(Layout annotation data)
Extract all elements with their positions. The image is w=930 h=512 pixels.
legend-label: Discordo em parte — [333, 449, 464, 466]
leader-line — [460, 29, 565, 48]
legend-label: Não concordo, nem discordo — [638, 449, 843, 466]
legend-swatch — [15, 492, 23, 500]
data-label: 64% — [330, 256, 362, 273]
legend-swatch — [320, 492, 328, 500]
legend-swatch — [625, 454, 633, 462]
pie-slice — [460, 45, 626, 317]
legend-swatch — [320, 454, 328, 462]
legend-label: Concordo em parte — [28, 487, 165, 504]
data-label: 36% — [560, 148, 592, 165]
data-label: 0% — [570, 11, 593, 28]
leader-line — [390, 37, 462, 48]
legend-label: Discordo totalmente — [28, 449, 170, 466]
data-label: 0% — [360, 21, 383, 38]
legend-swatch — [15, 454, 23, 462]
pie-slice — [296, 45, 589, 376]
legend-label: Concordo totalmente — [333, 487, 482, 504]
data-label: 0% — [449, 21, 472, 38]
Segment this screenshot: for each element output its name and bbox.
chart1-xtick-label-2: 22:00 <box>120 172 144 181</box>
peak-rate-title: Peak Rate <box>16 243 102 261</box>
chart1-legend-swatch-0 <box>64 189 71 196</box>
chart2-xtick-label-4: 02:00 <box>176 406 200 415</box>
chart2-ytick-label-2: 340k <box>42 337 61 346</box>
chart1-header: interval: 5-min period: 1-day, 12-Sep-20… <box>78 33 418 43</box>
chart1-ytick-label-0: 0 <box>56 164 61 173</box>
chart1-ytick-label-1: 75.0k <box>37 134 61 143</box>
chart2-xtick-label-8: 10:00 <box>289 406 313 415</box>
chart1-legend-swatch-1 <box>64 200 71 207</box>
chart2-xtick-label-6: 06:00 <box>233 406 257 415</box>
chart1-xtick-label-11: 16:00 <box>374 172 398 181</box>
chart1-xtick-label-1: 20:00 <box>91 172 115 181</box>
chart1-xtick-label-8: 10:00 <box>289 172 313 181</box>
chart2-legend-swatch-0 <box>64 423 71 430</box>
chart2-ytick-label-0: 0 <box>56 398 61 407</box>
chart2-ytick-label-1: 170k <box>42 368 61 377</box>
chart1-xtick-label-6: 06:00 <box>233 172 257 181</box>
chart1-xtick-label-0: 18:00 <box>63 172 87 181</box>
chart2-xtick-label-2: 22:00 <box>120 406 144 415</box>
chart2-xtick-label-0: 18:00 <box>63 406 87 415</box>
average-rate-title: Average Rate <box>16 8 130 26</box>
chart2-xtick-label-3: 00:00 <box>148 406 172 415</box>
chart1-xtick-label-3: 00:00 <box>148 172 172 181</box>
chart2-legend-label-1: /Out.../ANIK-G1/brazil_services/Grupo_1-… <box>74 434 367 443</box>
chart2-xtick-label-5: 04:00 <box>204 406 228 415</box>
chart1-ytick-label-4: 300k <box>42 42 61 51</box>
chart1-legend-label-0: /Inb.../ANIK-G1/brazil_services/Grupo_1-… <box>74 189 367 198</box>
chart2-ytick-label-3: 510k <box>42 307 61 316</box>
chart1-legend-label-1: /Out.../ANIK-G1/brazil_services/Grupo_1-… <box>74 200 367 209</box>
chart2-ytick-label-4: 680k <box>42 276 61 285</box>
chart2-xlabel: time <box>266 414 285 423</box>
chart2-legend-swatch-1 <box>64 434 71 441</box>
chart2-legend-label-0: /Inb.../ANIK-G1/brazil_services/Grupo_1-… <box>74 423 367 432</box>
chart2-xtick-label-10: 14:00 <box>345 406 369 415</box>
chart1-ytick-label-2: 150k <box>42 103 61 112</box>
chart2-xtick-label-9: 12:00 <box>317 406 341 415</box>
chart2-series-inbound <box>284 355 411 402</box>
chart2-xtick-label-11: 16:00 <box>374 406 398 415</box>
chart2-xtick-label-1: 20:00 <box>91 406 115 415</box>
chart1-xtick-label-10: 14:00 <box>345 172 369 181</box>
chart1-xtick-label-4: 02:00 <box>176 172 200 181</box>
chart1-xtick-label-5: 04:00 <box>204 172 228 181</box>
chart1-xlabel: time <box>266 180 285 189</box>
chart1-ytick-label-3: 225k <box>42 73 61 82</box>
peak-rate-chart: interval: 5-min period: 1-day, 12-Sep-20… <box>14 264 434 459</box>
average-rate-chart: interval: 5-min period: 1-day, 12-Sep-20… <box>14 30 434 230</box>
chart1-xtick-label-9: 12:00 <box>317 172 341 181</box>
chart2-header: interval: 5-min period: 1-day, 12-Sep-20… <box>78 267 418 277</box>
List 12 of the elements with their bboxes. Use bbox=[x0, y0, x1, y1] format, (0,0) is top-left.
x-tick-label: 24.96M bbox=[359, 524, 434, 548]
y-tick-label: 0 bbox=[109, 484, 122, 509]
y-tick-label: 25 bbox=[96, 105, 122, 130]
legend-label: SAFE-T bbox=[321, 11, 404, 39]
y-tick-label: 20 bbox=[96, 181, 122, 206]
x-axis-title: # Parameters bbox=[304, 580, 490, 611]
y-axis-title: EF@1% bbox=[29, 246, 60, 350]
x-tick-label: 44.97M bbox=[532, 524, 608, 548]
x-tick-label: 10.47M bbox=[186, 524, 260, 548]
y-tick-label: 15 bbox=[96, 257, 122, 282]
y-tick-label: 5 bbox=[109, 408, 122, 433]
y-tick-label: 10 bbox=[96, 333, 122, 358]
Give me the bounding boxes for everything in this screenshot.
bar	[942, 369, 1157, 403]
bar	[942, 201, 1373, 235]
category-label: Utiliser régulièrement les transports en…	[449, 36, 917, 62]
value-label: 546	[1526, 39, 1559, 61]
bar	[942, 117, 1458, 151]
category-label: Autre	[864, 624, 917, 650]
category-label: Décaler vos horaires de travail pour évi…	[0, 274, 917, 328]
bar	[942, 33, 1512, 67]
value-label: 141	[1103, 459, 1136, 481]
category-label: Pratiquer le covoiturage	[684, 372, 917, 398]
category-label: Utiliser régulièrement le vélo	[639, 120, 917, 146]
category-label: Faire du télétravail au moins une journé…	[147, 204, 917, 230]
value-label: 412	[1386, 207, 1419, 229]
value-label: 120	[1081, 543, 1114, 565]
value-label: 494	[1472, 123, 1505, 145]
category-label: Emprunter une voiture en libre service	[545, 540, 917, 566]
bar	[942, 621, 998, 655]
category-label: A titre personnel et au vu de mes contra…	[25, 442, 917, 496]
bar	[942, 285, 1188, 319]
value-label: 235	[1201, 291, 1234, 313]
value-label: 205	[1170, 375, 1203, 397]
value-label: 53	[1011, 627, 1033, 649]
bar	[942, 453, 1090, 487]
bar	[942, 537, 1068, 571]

**Exercise details**
Locate each line in the records that contains the string "slice", matching case, and copy those lines.

**Solution to the problem**
pie-slice — [460, 45, 626, 317]
pie-slice — [296, 45, 589, 376]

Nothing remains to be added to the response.